_Stated goal_: Write the records below out in full, character for character, with no pictures.

_Dataset records_:
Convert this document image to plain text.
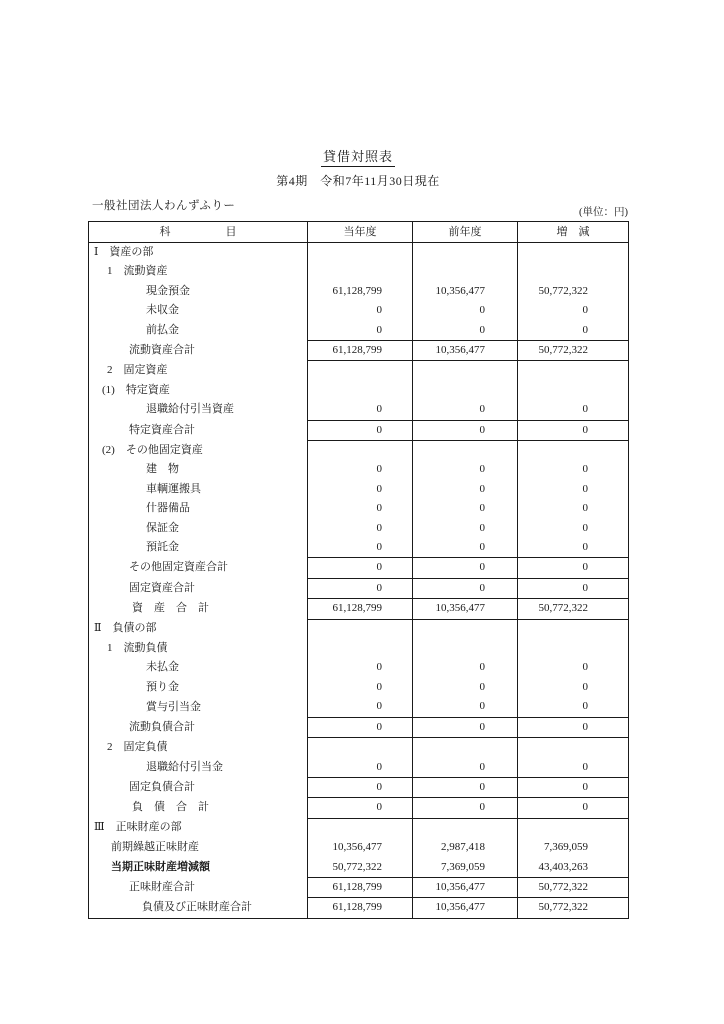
貸借対照表
第4期　令和7年11月30日現在
一般社団法人わんずふりー
(単位：円)
科　　　　　目	当年度	前年度	増　減
Ⅰ　資産の部			
1　流動資産			
現金預金	61,128,799	10,356,477	50,772,322
未収金	0	0	0
前払金	0	0	0
流動資産合計	61,128,799	10,356,477	50,772,322
2　固定資産			
(1)　特定資産			
退職給付引当資産	0	0	0
特定資産合計	0	0	0
(2)　その他固定資産			
建　物	0	0	0
車輌運搬具	0	0	0
什器備品	0	0	0
保証金	0	0	0
預託金	0	0	0
その他固定資産合計	0	0	0
固定資産合計	0	0	0
資　産　合　計	61,128,799	10,356,477	50,772,322
Ⅱ　負債の部			
1　流動負債			
未払金	0	0	0
預り金	0	0	0
賞与引当金	0	0	0
流動負債合計	0	0	0
2　固定負債			
退職給付引当金	0	0	0
固定負債合計	0	0	0
負　債　合　計	0	0	0
Ⅲ　正味財産の部			
前期繰越正味財産	10,356,477	2,987,418	7,369,059
当期正味財産増減額	50,772,322	7,369,059	43,403,263
正味財産合計	61,128,799	10,356,477	50,772,322
負債及び正味財産合計	61,128,799	10,356,477	50,772,322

_Complete output_:
Convert this document image to plain text.
貸借対照表
第4期　令和7年11月30日現在
一般社団法人わんずふりー
(単位：円)
科　　　　　目	当年度	前年度	増　減
Ⅰ　資産の部			
1　流動資産			
現金預金	61,128,799	10,356,477	50,772,322
未収金	0	0	0
前払金	0	0	0
流動資産合計	61,128,799	10,356,477	50,772,322
2　固定資産			
(1)　特定資産			
退職給付引当資産	0	0	0
特定資産合計	0	0	0
(2)　その他固定資産			
建　物	0	0	0
車輌運搬具	0	0	0
什器備品	0	0	0
保証金	0	0	0
預託金	0	0	0
その他固定資産合計	0	0	0
固定資産合計	0	0	0
資　産　合　計	61,128,799	10,356,477	50,772,322
Ⅱ　負債の部			
1　流動負債			
未払金	0	0	0
預り金	0	0	0
賞与引当金	0	0	0
流動負債合計	0	0	0
2　固定負債			
退職給付引当金	0	0	0
固定負債合計	0	0	0
負　債　合　計	0	0	0
Ⅲ　正味財産の部			
前期繰越正味財産	10,356,477	2,987,418	7,369,059
当期正味財産増減額	50,772,322	7,369,059	43,403,263
正味財産合計	61,128,799	10,356,477	50,772,322
負債及び正味財産合計	61,128,799	10,356,477	50,772,322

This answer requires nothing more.